**Brief:** Which lines below hold the word "Conseil"? Copy all of them.

(Stored entries)
######
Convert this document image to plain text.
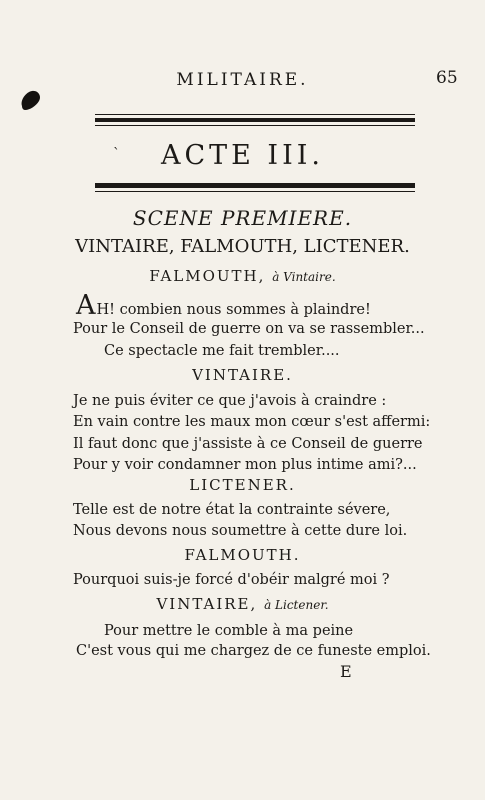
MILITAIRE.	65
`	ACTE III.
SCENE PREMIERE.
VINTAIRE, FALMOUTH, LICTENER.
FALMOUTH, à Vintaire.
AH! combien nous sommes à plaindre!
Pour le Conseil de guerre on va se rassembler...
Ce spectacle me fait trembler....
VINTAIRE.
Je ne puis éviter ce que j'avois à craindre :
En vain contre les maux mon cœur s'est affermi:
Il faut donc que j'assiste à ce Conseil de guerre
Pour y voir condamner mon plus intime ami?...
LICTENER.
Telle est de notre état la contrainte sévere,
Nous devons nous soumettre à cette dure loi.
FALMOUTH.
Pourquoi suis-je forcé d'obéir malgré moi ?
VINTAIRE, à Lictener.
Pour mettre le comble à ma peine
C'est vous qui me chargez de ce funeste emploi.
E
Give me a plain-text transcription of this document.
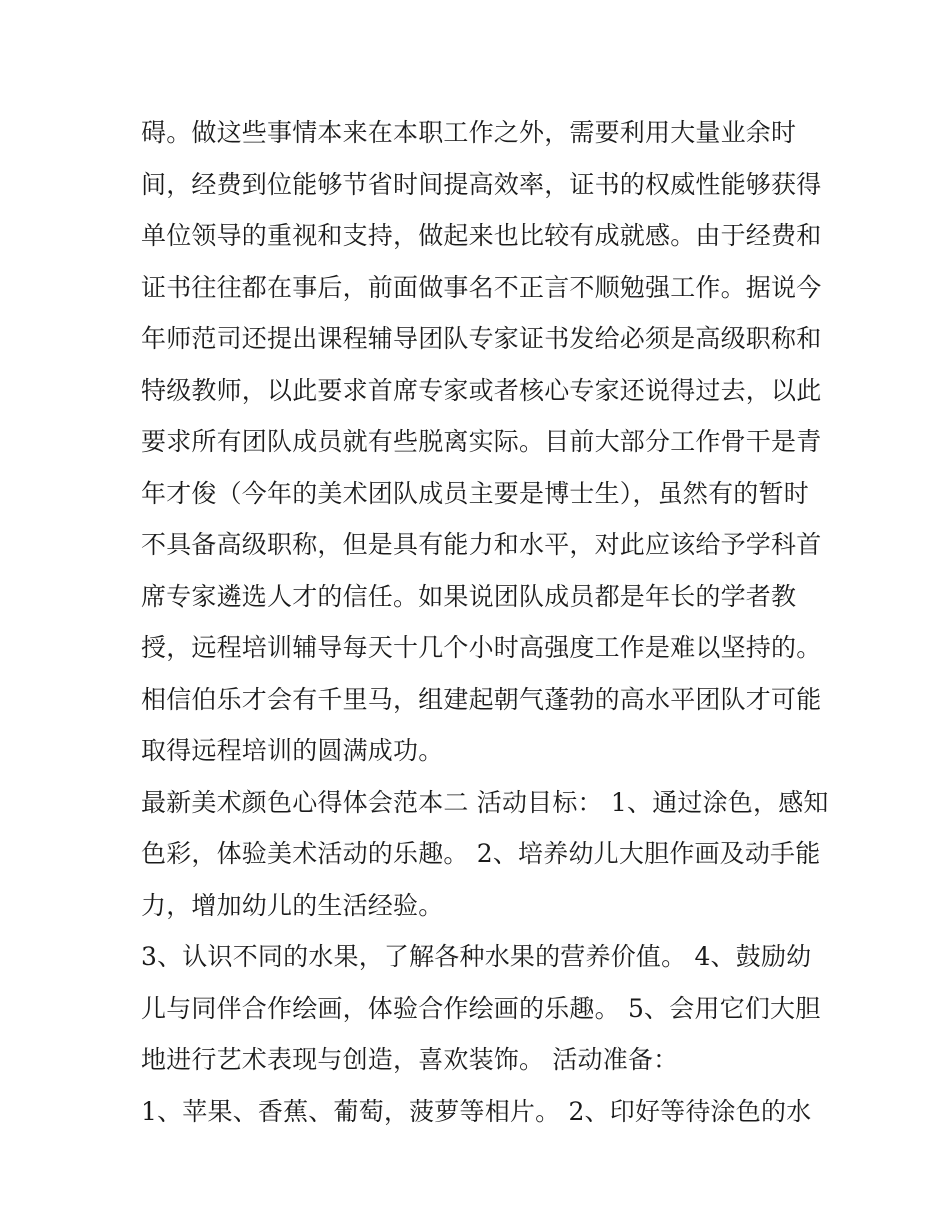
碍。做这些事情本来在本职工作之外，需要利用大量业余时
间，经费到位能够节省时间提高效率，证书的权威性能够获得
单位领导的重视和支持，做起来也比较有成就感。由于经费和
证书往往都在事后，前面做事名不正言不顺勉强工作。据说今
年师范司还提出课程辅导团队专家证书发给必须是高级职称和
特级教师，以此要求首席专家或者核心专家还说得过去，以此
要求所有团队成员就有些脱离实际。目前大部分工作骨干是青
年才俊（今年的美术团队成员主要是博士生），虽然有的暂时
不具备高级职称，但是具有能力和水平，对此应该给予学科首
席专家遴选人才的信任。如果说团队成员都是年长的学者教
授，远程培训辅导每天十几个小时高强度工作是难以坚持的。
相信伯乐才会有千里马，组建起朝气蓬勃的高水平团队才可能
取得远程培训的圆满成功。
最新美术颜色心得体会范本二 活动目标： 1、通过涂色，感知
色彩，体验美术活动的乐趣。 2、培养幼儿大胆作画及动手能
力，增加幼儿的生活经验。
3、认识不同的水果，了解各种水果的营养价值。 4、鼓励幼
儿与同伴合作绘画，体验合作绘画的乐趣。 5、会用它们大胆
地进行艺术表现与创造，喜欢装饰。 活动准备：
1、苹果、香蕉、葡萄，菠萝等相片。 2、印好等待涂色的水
######
**Answer to this exercise:**
Pour le Conseil de guerre on va se rassembler...
Il faut donc que j'assiste à ce Conseil de guerre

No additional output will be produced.